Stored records
------------------------

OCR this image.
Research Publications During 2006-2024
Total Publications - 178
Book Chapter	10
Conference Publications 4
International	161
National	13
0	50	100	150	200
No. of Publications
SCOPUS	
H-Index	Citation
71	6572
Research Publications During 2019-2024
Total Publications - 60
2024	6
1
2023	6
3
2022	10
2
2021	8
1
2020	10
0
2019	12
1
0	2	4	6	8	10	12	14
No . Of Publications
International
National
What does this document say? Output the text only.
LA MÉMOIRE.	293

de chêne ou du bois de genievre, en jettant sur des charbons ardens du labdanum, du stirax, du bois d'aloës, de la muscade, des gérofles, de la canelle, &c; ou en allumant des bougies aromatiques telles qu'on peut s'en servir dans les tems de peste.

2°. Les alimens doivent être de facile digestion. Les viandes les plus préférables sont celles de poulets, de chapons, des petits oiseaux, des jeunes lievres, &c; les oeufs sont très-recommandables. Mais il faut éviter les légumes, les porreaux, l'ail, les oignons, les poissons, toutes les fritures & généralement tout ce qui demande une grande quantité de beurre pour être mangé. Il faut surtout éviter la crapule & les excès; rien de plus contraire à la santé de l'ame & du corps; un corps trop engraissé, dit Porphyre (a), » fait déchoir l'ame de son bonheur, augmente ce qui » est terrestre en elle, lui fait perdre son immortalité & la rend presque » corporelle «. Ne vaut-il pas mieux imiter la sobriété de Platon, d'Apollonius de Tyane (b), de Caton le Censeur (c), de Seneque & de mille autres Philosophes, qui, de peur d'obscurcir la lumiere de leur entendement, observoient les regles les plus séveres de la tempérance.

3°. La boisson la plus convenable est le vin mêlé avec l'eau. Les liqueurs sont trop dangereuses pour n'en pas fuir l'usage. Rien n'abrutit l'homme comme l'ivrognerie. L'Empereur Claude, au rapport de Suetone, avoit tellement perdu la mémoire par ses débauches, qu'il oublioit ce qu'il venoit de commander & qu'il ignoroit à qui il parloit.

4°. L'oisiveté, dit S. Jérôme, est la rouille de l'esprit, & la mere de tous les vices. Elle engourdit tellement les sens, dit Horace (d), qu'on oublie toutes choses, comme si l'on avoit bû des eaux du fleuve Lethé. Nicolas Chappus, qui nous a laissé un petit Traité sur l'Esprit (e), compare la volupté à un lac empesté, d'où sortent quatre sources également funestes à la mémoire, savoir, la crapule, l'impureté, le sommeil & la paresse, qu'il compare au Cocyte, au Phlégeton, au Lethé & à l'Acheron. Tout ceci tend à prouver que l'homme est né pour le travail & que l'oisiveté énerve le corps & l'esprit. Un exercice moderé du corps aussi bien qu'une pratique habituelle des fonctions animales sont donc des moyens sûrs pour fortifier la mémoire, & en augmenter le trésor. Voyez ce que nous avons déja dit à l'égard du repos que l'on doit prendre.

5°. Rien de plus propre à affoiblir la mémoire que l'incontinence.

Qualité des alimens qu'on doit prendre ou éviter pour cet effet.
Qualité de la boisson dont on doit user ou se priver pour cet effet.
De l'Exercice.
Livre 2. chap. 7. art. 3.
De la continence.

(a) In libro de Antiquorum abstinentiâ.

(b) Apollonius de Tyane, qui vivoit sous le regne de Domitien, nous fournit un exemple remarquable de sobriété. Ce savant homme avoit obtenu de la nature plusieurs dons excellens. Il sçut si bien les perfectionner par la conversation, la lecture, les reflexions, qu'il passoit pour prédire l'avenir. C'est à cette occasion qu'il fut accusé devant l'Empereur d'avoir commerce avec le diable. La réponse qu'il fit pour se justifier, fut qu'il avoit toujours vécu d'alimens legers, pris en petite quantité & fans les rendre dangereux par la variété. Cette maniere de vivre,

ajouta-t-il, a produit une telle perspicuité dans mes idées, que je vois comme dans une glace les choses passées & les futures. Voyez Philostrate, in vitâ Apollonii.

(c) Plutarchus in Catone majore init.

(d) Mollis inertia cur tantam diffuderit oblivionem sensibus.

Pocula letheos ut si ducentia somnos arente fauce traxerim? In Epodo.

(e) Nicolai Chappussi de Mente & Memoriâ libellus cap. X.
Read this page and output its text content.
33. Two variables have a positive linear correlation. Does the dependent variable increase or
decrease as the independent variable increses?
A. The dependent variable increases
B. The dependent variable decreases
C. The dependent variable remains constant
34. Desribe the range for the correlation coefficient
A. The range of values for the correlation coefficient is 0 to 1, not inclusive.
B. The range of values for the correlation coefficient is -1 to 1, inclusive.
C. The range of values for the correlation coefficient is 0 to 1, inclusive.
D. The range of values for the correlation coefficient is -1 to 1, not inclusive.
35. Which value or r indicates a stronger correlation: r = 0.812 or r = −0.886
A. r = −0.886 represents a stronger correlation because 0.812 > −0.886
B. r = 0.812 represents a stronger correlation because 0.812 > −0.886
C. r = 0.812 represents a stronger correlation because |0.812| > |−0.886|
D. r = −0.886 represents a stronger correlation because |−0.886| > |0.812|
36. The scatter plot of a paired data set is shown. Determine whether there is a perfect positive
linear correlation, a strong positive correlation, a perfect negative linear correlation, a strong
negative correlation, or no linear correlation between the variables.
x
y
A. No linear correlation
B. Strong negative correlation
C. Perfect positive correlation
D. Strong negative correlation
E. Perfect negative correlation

------------------------

§ **Objective**
Reproduce the full listing exactly.

§ **Problem solution**
OCR this image.
Research Publications During 2006-2024
Total Publications - 178
Book Chapter	10
Conference Publications 4
International	161
National	13
0	50	100	150	200
No. of Publications
SCOPUS	
H-Index	Citation
71	6572
Research Publications During 2019-2024
Total Publications - 60
2024	6
1
2023	6
3
2022	10
2
2021	8
1
2020	10
0
2019	12
1
0	2	4	6	8	10	12	14
No . Of Publications
International
National
What does this document say? Output the text only.
LA MÉMOIRE.	293

de chêne ou du bois de genievre, en jettant sur des charbons ardens du labdanum, du stirax, du bois d'aloës, de la muscade, des gérofles, de la canelle, &c; ou en allumant des bougies aromatiques telles qu'on peut s'en servir dans les tems de peste.

2°. Les alimens doivent être de facile digestion. Les viandes les plus préférables sont celles de poulets, de chapons, des petits oiseaux, des jeunes lievres, &c; les oeufs sont très-recommandables. Mais il faut éviter les légumes, les porreaux, l'ail, les oignons, les poissons, toutes les fritures & généralement tout ce qui demande une grande quantité de beurre pour être mangé. Il faut surtout éviter la crapule & les excès; rien de plus contraire à la santé de l'ame & du corps; un corps trop engraissé, dit Porphyre (a), » fait déchoir l'ame de son bonheur, augmente ce qui » est terrestre en elle, lui fait perdre son immortalité & la rend presque » corporelle «. Ne vaut-il pas mieux imiter la sobriété de Platon, d'Apollonius de Tyane (b), de Caton le Censeur (c), de Seneque & de mille autres Philosophes, qui, de peur d'obscurcir la lumiere de leur entendement, observoient les regles les plus séveres de la tempérance.

3°. La boisson la plus convenable est le vin mêlé avec l'eau. Les liqueurs sont trop dangereuses pour n'en pas fuir l'usage. Rien n'abrutit l'homme comme l'ivrognerie. L'Empereur Claude, au rapport de Suetone, avoit tellement perdu la mémoire par ses débauches, qu'il oublioit ce qu'il venoit de commander & qu'il ignoroit à qui il parloit.

4°. L'oisiveté, dit S. Jérôme, est la rouille de l'esprit, & la mere de tous les vices. Elle engourdit tellement les sens, dit Horace (d), qu'on oublie toutes choses, comme si l'on avoit bû des eaux du fleuve Lethé. Nicolas Chappus, qui nous a laissé un petit Traité sur l'Esprit (e), compare la volupté à un lac empesté, d'où sortent quatre sources également funestes à la mémoire, savoir, la crapule, l'impureté, le sommeil & la paresse, qu'il compare au Cocyte, au Phlégeton, au Lethé & à l'Acheron. Tout ceci tend à prouver que l'homme est né pour le travail & que l'oisiveté énerve le corps & l'esprit. Un exercice moderé du corps aussi bien qu'une pratique habituelle des fonctions animales sont donc des moyens sûrs pour fortifier la mémoire, & en augmenter le trésor. Voyez ce que nous avons déja dit à l'égard du repos que l'on doit prendre.

5°. Rien de plus propre à affoiblir la mémoire que l'incontinence.

Qualité des alimens qu'on doit prendre ou éviter pour cet effet.
Qualité de la boisson dont on doit user ou se priver pour cet effet.
De l'Exercice.
Livre 2. chap. 7. art. 3.
De la continence.

(a) In libro de Antiquorum abstinentiâ.

(b) Apollonius de Tyane, qui vivoit sous le regne de Domitien, nous fournit un exemple remarquable de sobriété. Ce savant homme avoit obtenu de la nature plusieurs dons excellens. Il sçut si bien les perfectionner par la conversation, la lecture, les reflexions, qu'il passoit pour prédire l'avenir. C'est à cette occasion qu'il fut accusé devant l'Empereur d'avoir commerce avec le diable. La réponse qu'il fit pour se justifier, fut qu'il avoit toujours vécu d'alimens legers, pris en petite quantité & fans les rendre dangereux par la variété. Cette maniere de vivre,

ajouta-t-il, a produit une telle perspicuité dans mes idées, que je vois comme dans une glace les choses passées & les futures. Voyez Philostrate, in vitâ Apollonii.

(c) Plutarchus in Catone majore init.

(d) Mollis inertia cur tantam diffuderit oblivionem sensibus.

Pocula letheos ut si ducentia somnos arente fauce traxerim? In Epodo.

(e) Nicolai Chappussi de Mente & Memoriâ libellus cap. X.
Read this page and output its text content.
33. Two variables have a positive linear correlation. Does the dependent variable increase or
decrease as the independent variable increses?
A. The dependent variable increases
B. The dependent variable decreases
C. The dependent variable remains constant
34. Desribe the range for the correlation coefficient
A. The range of values for the correlation coefficient is 0 to 1, not inclusive.
B. The range of values for the correlation coefficient is -1 to 1, inclusive.
C. The range of values for the correlation coefficient is 0 to 1, inclusive.
D. The range of values for the correlation coefficient is -1 to 1, not inclusive.
35. Which value or r indicates a stronger correlation: r = 0.812 or r = −0.886
A. r = −0.886 represents a stronger correlation because 0.812 > −0.886
B. r = 0.812 represents a stronger correlation because 0.812 > −0.886
C. r = 0.812 represents a stronger correlation because |0.812| > |−0.886|
D. r = −0.886 represents a stronger correlation because |−0.886| > |0.812|
36. The scatter plot of a paired data set is shown. Determine whether there is a perfect positive
linear correlation, a strong positive correlation, a perfect negative linear correlation, a strong
negative correlation, or no linear correlation between the variables.
x
y
A. No linear correlation
B. Strong negative correlation
C. Perfect positive correlation
D. Strong negative correlation
E. Perfect negative correlation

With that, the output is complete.